Task instructions - Print all of the data exactly.

(Collected data)

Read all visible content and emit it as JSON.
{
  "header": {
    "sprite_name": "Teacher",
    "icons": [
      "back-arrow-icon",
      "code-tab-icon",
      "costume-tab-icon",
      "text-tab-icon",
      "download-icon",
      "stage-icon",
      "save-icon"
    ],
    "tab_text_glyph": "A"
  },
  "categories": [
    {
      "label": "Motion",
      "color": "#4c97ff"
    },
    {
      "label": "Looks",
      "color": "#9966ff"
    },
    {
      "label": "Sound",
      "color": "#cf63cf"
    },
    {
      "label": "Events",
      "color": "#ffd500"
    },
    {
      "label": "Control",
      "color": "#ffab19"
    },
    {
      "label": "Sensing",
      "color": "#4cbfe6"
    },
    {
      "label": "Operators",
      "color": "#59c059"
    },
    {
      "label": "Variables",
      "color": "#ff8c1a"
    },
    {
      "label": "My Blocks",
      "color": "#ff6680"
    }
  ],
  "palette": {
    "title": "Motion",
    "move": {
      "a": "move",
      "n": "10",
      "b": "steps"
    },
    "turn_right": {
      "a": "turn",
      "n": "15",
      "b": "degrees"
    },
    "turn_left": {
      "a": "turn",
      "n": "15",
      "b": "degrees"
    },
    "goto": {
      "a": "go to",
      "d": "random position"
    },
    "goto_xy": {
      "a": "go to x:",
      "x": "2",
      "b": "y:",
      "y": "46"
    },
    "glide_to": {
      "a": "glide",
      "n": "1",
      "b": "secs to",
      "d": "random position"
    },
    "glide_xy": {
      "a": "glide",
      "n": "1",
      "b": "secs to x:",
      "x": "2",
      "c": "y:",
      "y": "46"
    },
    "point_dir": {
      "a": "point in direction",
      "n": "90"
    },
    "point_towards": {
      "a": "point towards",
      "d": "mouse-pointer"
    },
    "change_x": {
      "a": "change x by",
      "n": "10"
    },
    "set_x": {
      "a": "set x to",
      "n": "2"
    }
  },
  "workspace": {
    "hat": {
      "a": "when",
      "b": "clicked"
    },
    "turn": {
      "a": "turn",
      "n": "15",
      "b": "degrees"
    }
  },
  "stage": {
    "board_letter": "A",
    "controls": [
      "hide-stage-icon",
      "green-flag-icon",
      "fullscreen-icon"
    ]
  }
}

Output for this exercise -
Read all visible content and emit it as JSON.
{
  "header": {
    "sprite_name": "Teacher",
    "icons": [
      "back-arrow-icon",
      "code-tab-icon",
      "costume-tab-icon",
      "text-tab-icon",
      "download-icon",
      "stage-icon",
      "save-icon"
    ],
    "tab_text_glyph": "A"
  },
  "categories": [
    {
      "label": "Motion",
      "color": "#4c97ff"
    },
    {
      "label": "Looks",
      "color": "#9966ff"
    },
    {
      "label": "Sound",
      "color": "#cf63cf"
    },
    {
      "label": "Events",
      "color": "#ffd500"
    },
    {
      "label": "Control",
      "color": "#ffab19"
    },
    {
      "label": "Sensing",
      "color": "#4cbfe6"
    },
    {
      "label": "Operators",
      "color": "#59c059"
    },
    {
      "label": "Variables",
      "color": "#ff8c1a"
    },
    {
      "label": "My Blocks",
      "color": "#ff6680"
    }
  ],
  "palette": {
    "title": "Motion",
    "move": {
      "a": "move",
      "n": "10",
      "b": "steps"
    },
    "turn_right": {
      "a": "turn",
      "n": "15",
      "b": "degrees"
    },
    "turn_left": {
      "a": "turn",
      "n": "15",
      "b": "degrees"
    },
    "goto": {
      "a": "go to",
      "d": "random position"
    },
    "goto_xy": {
      "a": "go to x:",
      "x": "2",
      "b": "y:",
      "y": "46"
    },
    "glide_to": {
      "a": "glide",
      "n": "1",
      "b": "secs to",
      "d": "random position"
    },
    "glide_xy": {
      "a": "glide",
      "n": "1",
      "b": "secs to x:",
      "x": "2",
      "c": "y:",
      "y": "46"
    },
    "point_dir": {
      "a": "point in direction",
      "n": "90"
    },
    "point_towards": {
      "a": "point towards",
      "d": "mouse-pointer"
    },
    "change_x": {
      "a": "change x by",
      "n": "10"
    },
    "set_x": {
      "a": "set x to",
      "n": "2"
    }
  },
  "workspace": {
    "hat": {
      "a": "when",
      "b": "clicked"
    },
    "turn": {
      "a": "turn",
      "n": "15",
      "b": "degrees"
    }
  },
  "stage": {
    "board_letter": "A",
    "controls": [
      "hide-stage-icon",
      "green-flag-icon",
      "fullscreen-icon"
    ]
  }
}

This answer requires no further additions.